== Problem ==
Each line containing the word "background" must be reported.

== Available records ==
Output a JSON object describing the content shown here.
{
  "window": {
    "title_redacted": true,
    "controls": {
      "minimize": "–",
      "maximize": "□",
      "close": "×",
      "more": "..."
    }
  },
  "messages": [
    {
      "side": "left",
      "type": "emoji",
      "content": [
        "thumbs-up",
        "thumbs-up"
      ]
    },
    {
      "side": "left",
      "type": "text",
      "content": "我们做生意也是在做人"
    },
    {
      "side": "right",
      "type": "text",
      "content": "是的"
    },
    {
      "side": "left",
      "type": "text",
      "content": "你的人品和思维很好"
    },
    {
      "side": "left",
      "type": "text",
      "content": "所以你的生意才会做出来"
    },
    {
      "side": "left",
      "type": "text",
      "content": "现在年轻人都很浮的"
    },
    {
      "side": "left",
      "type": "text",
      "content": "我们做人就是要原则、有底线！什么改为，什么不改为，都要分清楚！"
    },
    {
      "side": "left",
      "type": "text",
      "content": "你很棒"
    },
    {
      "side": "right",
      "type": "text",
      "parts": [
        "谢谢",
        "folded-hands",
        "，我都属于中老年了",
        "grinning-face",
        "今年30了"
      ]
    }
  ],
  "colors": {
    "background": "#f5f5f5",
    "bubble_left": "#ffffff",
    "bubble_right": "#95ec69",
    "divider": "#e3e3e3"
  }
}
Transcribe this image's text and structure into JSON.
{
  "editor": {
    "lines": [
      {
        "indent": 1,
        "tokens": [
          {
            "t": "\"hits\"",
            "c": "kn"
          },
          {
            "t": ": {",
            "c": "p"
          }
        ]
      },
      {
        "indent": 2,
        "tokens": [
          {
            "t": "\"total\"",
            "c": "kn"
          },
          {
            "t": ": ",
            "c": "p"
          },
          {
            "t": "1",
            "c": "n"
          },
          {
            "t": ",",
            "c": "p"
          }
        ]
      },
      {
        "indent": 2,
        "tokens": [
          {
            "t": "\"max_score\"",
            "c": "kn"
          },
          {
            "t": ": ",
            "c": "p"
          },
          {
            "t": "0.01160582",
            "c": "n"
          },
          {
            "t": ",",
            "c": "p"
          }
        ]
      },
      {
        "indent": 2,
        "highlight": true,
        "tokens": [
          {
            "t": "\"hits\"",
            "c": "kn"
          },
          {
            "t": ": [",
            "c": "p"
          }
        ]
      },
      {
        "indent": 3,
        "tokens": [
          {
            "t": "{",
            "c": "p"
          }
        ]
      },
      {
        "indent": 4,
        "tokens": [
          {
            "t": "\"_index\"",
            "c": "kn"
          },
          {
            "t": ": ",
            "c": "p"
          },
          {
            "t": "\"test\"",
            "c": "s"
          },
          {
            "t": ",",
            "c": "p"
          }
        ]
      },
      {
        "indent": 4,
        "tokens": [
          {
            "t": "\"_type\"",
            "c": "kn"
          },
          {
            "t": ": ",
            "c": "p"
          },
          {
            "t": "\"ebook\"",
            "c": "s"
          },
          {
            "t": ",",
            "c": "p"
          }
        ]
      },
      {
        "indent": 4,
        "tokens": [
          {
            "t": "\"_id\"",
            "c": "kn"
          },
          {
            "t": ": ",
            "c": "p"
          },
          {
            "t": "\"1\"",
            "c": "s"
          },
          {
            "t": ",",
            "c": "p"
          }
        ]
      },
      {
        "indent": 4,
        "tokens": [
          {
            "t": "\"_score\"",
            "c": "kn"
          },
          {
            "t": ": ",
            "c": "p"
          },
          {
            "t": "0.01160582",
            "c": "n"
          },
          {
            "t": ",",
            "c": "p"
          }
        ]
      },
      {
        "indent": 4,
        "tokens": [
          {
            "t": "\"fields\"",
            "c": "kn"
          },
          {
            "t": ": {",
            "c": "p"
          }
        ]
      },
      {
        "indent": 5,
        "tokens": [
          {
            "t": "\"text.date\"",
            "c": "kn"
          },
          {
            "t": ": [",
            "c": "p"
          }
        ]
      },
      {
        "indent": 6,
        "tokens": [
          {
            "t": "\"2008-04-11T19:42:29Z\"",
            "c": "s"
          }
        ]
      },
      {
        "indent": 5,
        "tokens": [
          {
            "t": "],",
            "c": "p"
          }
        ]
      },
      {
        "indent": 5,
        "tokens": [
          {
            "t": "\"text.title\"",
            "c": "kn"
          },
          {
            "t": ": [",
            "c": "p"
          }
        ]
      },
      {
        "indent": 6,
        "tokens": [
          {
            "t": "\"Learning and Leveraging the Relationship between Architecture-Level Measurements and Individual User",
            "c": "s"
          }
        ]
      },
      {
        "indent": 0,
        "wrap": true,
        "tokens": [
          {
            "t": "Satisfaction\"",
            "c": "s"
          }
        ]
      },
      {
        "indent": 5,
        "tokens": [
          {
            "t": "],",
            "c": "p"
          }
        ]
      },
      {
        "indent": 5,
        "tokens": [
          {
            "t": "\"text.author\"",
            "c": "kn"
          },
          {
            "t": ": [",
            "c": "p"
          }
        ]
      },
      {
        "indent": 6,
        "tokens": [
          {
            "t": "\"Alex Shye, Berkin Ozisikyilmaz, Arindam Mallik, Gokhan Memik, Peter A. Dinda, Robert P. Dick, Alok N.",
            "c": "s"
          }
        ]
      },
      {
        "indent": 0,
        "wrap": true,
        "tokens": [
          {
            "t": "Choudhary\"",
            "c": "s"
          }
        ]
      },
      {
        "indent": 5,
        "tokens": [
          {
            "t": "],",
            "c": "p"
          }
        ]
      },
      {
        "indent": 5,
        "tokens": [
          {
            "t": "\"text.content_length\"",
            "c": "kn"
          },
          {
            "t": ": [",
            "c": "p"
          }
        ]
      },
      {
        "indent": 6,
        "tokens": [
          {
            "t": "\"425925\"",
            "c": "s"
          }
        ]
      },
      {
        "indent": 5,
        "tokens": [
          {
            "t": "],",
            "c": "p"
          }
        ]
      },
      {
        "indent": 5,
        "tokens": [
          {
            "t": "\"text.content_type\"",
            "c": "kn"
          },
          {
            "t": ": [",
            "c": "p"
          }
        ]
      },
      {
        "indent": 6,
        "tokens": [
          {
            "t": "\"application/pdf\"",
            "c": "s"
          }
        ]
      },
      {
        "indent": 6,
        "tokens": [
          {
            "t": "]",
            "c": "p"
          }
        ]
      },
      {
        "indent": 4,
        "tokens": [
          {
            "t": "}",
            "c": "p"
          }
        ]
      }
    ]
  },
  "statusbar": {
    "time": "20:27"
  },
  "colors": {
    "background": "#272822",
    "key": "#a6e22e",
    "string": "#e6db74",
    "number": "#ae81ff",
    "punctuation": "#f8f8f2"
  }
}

== Response for this exercise ==
    "background": "#f5f5f5",
    "background": "#272822",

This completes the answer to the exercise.